### Data lines
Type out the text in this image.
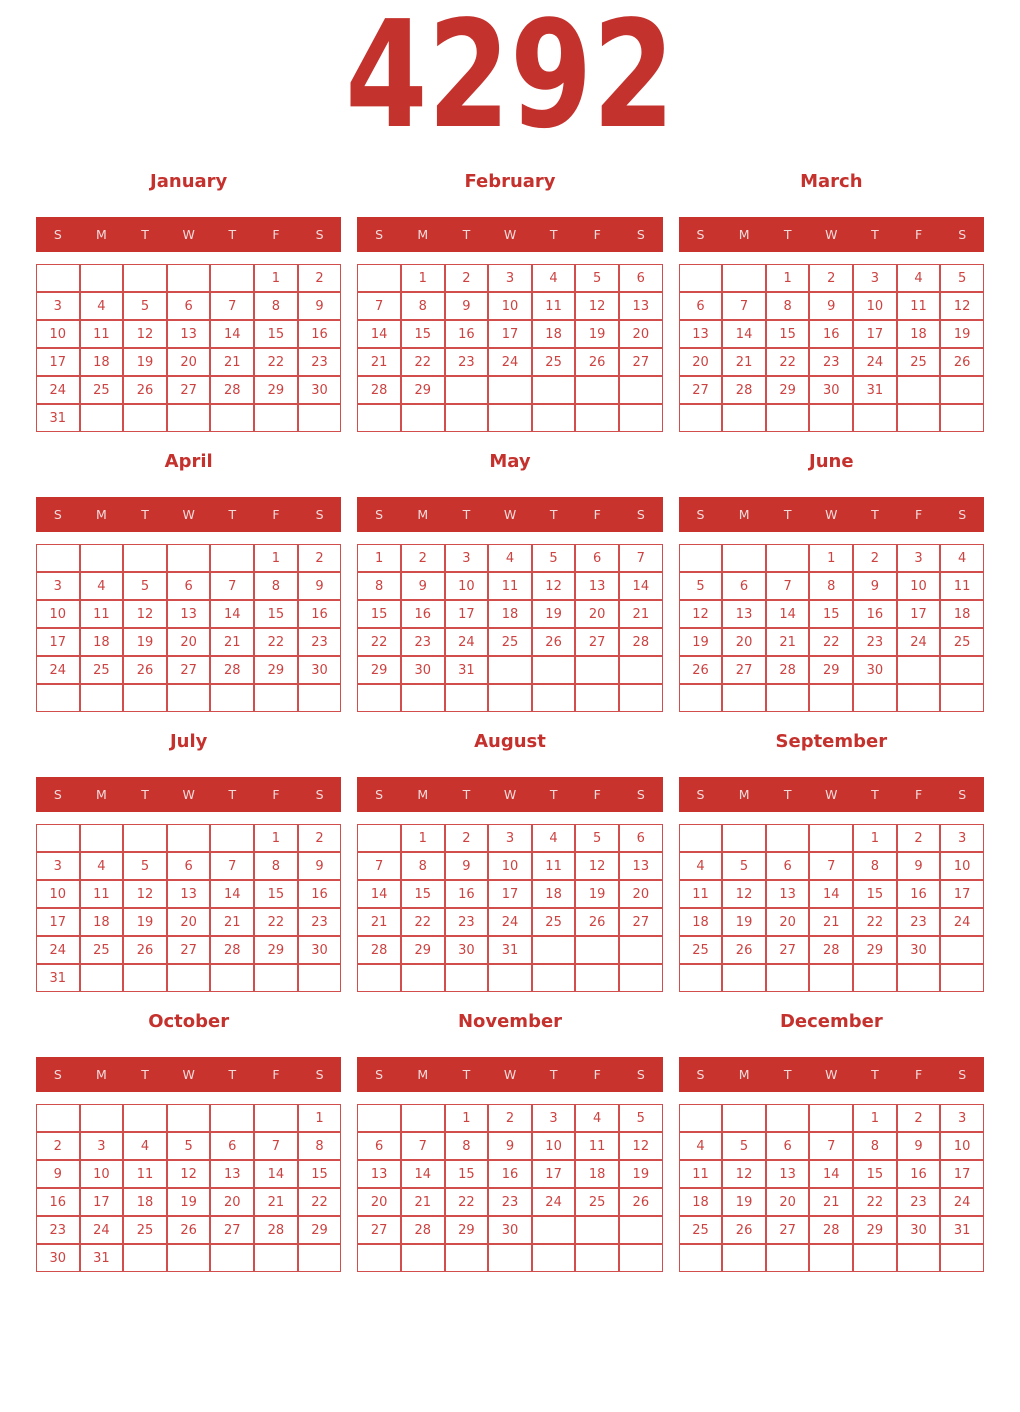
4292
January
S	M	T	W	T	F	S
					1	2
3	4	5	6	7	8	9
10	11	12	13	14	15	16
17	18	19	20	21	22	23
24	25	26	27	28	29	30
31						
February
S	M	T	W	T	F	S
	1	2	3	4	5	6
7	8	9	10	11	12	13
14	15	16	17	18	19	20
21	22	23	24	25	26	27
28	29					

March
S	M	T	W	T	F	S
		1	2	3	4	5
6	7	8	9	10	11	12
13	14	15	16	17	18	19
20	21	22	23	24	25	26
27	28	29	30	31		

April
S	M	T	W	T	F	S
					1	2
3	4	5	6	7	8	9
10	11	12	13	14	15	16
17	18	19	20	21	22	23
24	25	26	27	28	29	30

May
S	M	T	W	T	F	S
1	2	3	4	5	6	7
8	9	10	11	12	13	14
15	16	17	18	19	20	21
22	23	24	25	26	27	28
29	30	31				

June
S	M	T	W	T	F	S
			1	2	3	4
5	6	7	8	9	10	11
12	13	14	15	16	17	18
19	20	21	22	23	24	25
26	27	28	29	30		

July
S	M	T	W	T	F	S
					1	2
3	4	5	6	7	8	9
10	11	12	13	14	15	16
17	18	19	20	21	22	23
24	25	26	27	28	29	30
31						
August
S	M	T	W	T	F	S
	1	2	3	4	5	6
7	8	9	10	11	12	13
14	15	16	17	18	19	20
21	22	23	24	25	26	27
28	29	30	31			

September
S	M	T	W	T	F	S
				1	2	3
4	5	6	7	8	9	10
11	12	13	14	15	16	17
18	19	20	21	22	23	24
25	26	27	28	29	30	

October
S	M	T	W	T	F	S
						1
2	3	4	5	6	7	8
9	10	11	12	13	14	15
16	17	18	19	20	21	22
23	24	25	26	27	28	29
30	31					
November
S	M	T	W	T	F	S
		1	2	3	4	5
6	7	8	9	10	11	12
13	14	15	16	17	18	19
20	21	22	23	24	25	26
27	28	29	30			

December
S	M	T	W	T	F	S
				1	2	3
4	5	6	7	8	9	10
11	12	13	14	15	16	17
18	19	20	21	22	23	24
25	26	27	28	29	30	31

---

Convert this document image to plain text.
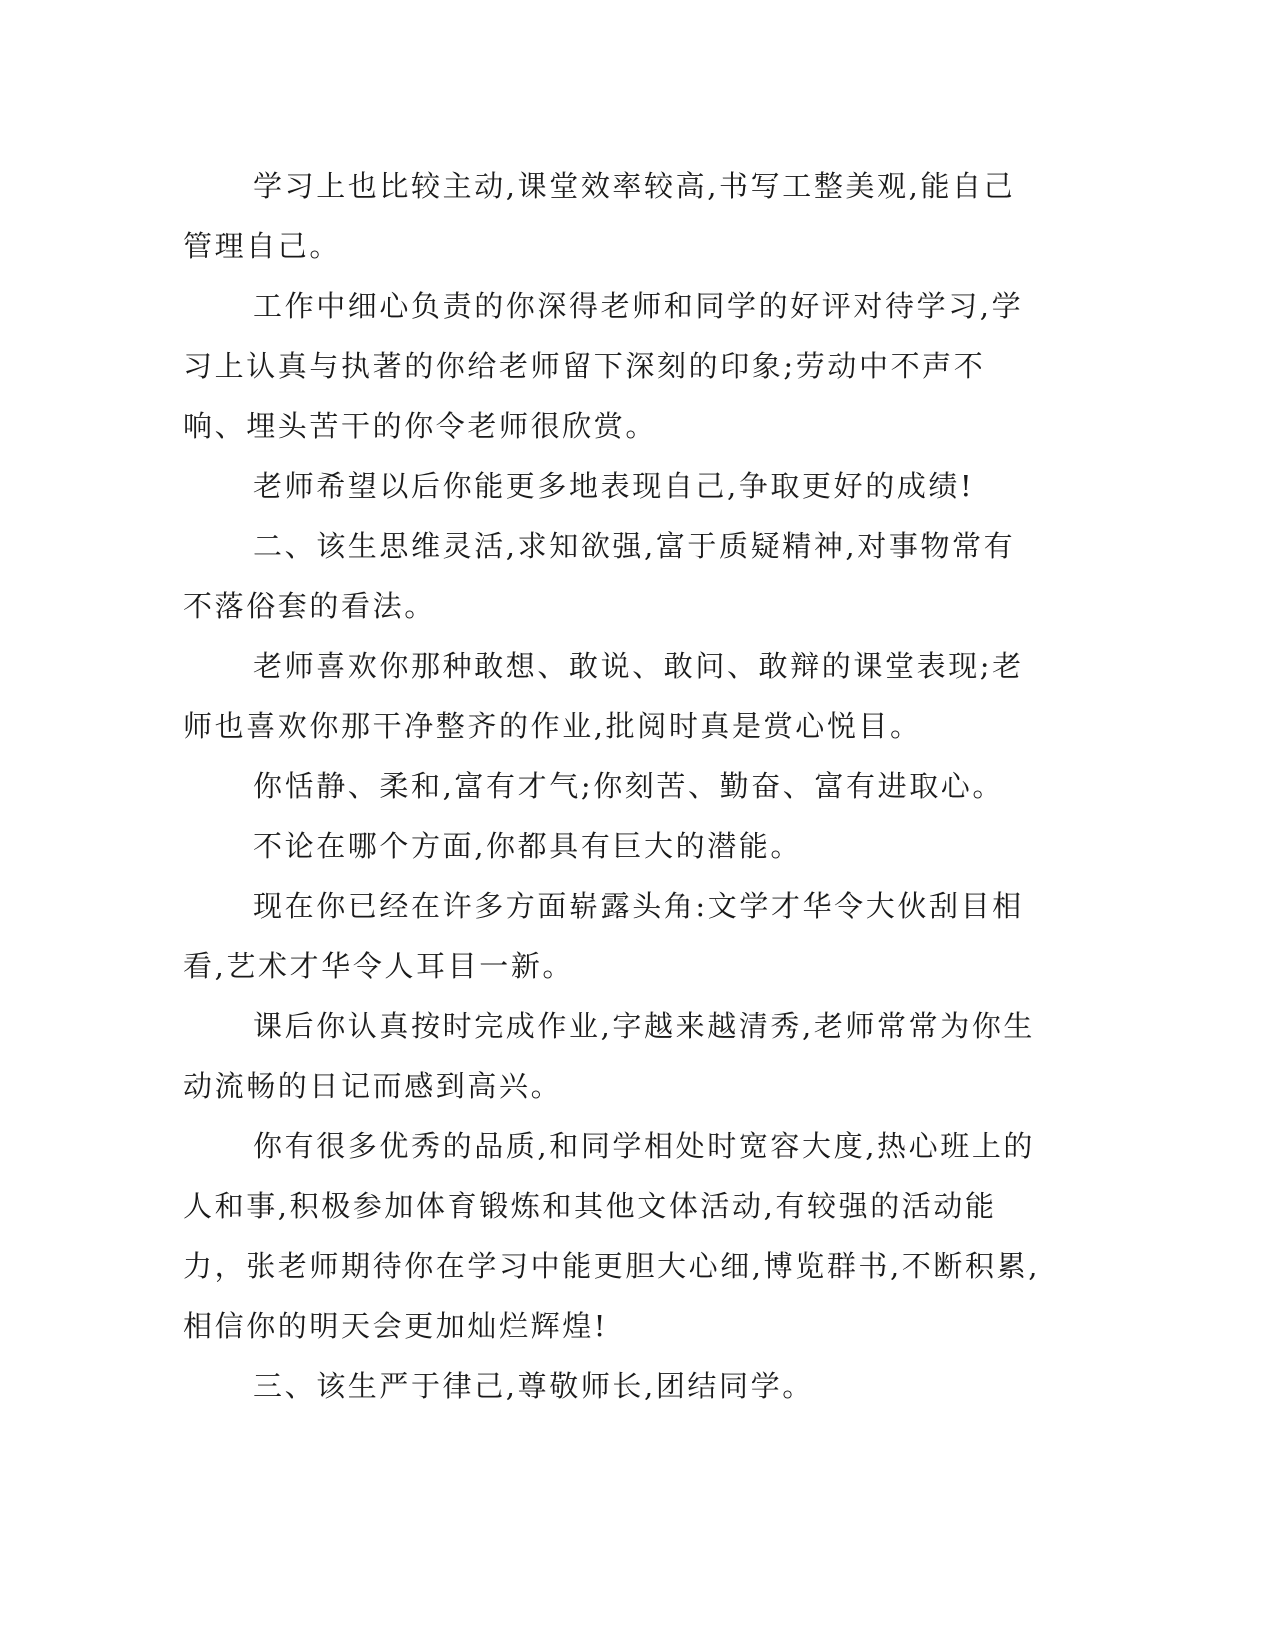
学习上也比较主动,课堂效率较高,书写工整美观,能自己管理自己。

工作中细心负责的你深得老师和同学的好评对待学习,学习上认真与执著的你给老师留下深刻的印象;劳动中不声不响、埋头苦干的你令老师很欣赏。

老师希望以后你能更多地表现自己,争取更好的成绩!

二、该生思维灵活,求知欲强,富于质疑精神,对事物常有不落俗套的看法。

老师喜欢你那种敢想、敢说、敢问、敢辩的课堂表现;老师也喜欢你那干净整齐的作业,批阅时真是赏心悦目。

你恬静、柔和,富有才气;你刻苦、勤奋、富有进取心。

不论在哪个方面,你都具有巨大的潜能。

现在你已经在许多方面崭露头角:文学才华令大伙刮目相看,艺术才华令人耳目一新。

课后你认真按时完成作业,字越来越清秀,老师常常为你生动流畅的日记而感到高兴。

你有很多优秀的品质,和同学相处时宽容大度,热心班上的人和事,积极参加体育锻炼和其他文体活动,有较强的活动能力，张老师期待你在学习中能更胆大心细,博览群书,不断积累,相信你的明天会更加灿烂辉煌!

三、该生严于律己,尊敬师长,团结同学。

### Aim of the exercise
Pull every line containing the word "text" out of the material and copy it.

### Problem solution
Type out the text in this image.
Convert this document image to plain text.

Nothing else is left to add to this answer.